- Materials provided:
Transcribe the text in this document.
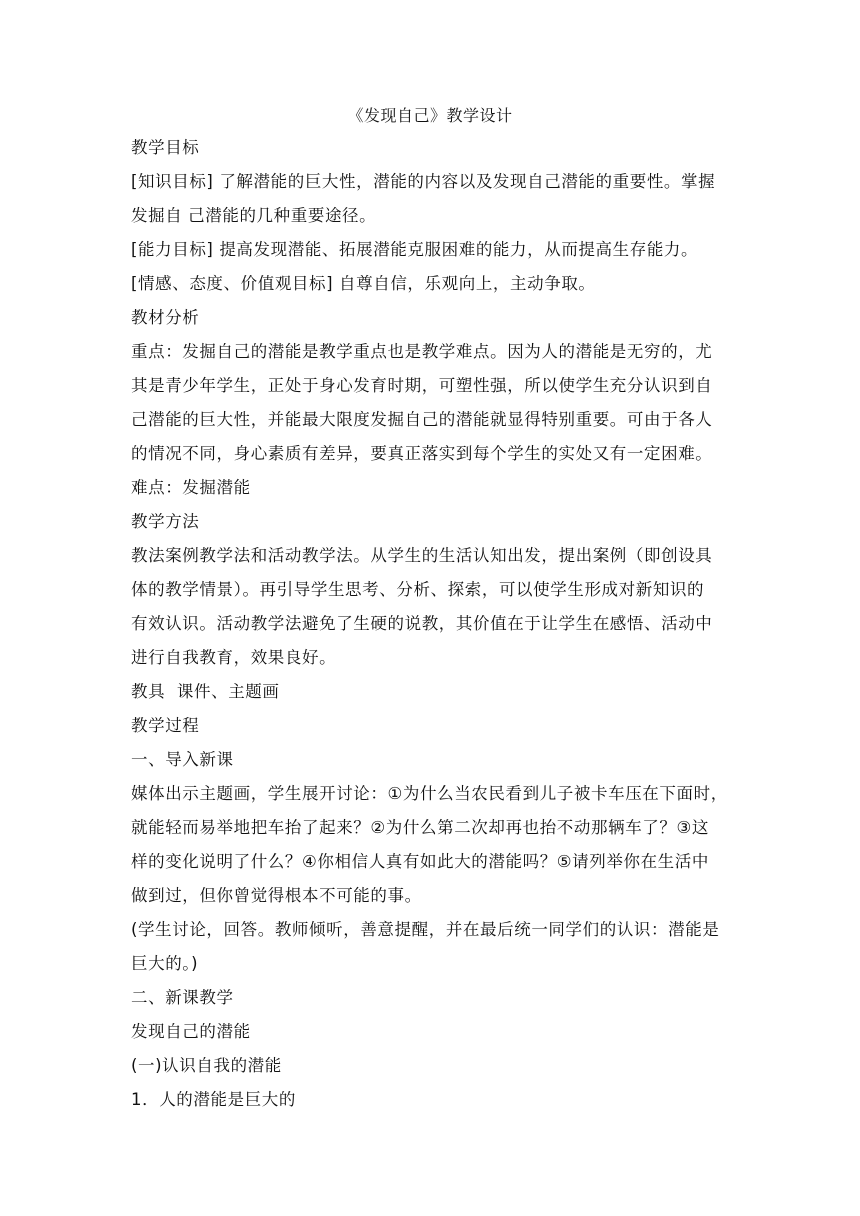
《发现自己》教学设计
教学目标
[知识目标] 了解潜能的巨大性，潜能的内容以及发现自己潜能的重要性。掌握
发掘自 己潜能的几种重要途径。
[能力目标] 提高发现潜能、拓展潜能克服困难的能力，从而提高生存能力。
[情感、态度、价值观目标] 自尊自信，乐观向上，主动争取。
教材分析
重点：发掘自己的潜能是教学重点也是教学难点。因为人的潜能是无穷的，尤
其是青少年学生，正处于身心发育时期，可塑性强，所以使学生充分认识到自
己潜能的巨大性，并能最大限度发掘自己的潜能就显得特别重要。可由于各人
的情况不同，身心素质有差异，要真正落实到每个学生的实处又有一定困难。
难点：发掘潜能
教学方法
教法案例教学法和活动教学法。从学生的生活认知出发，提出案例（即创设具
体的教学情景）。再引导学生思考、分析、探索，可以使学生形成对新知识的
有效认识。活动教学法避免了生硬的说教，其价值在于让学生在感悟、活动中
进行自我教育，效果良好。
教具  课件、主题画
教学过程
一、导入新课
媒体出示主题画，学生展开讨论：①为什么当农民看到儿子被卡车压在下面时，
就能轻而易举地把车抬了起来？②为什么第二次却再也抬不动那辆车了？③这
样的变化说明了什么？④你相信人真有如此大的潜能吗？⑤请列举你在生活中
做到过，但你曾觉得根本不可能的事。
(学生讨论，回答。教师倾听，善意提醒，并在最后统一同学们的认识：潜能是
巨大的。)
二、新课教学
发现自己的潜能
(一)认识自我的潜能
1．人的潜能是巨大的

- Task to complete: Exclude the pictures. Write out the remaining data exactly.

- Solved problem:
Transcribe the text in this document.
《发现自己》教学设计
教学目标
[知识目标] 了解潜能的巨大性，潜能的内容以及发现自己潜能的重要性。掌握
发掘自 己潜能的几种重要途径。
[能力目标] 提高发现潜能、拓展潜能克服困难的能力，从而提高生存能力。
[情感、态度、价值观目标] 自尊自信，乐观向上，主动争取。
教材分析
重点：发掘自己的潜能是教学重点也是教学难点。因为人的潜能是无穷的，尤
其是青少年学生，正处于身心发育时期，可塑性强，所以使学生充分认识到自
己潜能的巨大性，并能最大限度发掘自己的潜能就显得特别重要。可由于各人
的情况不同，身心素质有差异，要真正落实到每个学生的实处又有一定困难。
难点：发掘潜能
教学方法
教法案例教学法和活动教学法。从学生的生活认知出发，提出案例（即创设具
体的教学情景）。再引导学生思考、分析、探索，可以使学生形成对新知识的
有效认识。活动教学法避免了生硬的说教，其价值在于让学生在感悟、活动中
进行自我教育，效果良好。
教具  课件、主题画
教学过程
一、导入新课
媒体出示主题画，学生展开讨论：①为什么当农民看到儿子被卡车压在下面时，
就能轻而易举地把车抬了起来？②为什么第二次却再也抬不动那辆车了？③这
样的变化说明了什么？④你相信人真有如此大的潜能吗？⑤请列举你在生活中
做到过，但你曾觉得根本不可能的事。
(学生讨论，回答。教师倾听，善意提醒，并在最后统一同学们的认识：潜能是
巨大的。)
二、新课教学
发现自己的潜能
(一)认识自我的潜能
1．人的潜能是巨大的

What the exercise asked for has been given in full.